Look through the lines below and extract any with the word "Accumulated".

> [Material shown]
────────────────────
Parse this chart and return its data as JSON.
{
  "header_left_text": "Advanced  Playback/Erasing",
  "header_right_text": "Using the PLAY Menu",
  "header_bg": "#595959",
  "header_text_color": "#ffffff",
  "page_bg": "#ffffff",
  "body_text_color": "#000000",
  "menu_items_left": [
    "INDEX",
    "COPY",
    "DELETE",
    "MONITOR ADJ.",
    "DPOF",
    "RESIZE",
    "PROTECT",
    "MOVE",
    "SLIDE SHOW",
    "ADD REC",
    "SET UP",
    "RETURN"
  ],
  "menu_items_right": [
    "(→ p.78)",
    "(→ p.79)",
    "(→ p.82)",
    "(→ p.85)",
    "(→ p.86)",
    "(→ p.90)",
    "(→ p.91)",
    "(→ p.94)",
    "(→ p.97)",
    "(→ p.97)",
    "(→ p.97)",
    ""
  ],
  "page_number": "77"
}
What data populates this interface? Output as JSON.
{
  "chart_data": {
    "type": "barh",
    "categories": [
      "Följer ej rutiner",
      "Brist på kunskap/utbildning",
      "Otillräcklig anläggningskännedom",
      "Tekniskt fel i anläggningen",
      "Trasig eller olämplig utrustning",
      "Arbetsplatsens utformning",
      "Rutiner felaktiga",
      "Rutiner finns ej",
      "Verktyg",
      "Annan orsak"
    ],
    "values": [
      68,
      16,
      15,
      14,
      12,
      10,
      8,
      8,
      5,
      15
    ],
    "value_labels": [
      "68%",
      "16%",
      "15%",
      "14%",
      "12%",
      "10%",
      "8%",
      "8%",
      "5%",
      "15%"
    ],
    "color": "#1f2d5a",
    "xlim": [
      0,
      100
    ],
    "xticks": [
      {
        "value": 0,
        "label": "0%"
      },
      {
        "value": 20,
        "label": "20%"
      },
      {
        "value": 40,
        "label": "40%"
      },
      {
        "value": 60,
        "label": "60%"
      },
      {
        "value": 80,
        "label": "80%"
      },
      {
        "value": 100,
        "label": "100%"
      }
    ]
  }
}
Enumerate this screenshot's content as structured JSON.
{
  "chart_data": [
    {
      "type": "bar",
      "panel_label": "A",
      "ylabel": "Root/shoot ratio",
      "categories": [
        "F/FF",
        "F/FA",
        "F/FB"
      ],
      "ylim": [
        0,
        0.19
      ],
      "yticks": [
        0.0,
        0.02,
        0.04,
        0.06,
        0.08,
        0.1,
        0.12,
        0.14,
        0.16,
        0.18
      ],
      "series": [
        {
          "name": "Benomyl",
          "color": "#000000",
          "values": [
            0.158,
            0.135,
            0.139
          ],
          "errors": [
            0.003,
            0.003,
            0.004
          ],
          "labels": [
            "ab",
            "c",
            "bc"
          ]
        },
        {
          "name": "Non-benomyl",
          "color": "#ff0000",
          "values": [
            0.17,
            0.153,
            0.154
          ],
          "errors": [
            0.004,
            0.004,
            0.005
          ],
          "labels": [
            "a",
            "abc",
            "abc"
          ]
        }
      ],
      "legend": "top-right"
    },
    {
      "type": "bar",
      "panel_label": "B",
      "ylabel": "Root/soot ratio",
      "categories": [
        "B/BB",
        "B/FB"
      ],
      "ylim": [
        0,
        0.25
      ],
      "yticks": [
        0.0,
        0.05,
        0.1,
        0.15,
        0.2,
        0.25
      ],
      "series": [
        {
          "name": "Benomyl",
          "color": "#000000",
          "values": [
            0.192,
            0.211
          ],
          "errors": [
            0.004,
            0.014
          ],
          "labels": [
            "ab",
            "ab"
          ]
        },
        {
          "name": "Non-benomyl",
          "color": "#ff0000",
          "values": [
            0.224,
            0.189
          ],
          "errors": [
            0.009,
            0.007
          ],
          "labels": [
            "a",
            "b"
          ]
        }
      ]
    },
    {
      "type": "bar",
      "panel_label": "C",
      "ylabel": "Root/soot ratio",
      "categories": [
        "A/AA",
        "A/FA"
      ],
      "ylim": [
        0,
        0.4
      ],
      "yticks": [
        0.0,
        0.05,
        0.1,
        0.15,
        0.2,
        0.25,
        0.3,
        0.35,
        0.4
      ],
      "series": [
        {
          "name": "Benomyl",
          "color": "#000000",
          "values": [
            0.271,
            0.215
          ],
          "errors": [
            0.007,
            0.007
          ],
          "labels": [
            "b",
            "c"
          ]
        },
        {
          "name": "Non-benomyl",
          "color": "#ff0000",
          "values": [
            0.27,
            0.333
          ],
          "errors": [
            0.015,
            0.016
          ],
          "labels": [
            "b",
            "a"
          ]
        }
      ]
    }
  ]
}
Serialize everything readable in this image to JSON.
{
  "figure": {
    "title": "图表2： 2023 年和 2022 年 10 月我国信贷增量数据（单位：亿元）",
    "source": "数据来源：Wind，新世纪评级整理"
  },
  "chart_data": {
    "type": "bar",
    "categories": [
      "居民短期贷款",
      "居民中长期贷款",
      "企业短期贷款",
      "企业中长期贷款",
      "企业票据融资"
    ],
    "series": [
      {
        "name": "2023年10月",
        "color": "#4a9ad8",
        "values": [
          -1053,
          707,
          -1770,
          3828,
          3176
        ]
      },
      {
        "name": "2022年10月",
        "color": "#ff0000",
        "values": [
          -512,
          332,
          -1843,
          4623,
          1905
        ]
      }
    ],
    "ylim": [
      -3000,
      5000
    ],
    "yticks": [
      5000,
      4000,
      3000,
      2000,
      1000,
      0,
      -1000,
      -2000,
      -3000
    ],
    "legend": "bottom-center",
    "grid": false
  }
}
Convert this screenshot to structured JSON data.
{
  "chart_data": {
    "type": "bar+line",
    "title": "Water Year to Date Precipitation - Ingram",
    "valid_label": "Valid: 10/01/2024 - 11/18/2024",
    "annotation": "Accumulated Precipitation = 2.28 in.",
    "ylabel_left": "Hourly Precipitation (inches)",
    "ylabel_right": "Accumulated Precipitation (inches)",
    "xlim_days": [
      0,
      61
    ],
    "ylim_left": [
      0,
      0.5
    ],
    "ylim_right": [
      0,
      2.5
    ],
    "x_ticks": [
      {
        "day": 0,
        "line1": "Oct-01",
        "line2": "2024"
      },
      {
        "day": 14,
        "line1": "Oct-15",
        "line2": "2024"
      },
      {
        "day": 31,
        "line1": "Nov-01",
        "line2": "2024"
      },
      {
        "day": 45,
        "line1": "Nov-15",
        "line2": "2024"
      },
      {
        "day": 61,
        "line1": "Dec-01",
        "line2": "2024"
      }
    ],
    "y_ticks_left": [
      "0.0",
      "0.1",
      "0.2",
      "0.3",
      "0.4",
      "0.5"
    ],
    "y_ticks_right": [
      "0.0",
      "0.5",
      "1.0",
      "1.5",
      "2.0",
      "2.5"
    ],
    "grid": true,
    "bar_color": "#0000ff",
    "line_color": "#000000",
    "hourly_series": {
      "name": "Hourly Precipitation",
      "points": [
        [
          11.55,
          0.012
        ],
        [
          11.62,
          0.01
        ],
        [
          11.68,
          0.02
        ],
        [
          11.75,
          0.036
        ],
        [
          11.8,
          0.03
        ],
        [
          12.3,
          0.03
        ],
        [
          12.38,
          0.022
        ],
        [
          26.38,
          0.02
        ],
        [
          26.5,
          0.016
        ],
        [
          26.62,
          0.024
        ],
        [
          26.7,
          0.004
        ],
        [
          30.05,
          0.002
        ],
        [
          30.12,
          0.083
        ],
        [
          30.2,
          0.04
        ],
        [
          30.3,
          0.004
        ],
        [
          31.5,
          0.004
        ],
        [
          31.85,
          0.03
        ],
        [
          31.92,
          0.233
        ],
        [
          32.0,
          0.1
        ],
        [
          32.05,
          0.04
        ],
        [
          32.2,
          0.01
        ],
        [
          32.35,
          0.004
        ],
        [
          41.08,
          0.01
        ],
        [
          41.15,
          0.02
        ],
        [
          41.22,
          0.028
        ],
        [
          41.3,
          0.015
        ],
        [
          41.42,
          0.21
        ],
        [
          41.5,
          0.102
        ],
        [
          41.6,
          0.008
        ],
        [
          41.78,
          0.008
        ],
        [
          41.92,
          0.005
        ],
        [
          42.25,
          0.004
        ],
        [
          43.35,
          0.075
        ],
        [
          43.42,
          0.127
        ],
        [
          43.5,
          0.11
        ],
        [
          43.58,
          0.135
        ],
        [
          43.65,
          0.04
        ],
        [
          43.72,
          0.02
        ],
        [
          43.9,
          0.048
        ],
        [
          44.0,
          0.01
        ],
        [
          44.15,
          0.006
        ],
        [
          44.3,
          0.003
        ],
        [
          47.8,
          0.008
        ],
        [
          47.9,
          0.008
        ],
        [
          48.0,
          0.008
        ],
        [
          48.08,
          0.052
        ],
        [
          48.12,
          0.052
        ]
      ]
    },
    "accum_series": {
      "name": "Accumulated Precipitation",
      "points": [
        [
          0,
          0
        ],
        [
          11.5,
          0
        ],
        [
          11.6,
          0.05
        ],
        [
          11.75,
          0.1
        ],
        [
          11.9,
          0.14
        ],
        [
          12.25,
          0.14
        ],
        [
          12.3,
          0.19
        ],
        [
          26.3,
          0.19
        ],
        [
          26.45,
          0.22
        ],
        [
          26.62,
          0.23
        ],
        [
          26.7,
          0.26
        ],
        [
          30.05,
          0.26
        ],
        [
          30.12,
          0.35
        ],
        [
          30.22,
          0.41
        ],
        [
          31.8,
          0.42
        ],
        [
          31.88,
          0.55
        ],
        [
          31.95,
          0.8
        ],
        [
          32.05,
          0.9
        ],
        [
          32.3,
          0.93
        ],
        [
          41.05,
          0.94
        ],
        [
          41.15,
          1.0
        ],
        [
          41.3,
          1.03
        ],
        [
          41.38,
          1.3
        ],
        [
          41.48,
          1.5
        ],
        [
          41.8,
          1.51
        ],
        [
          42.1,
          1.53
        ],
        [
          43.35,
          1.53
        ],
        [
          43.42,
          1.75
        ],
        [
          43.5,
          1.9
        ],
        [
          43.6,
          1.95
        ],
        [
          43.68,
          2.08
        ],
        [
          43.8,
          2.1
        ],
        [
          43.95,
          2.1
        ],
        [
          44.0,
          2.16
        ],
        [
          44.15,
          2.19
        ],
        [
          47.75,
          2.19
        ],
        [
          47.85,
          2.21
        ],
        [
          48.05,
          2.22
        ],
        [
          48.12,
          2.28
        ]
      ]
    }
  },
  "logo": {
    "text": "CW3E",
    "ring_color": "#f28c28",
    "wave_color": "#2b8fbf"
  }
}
────────────────────
> [Solution to this task]
    "annotation": "Accumulated Precipitation = 2.28 in.",
    "ylabel_right": "Accumulated Precipitation (inches)",
      "name": "Accumulated Precipitation",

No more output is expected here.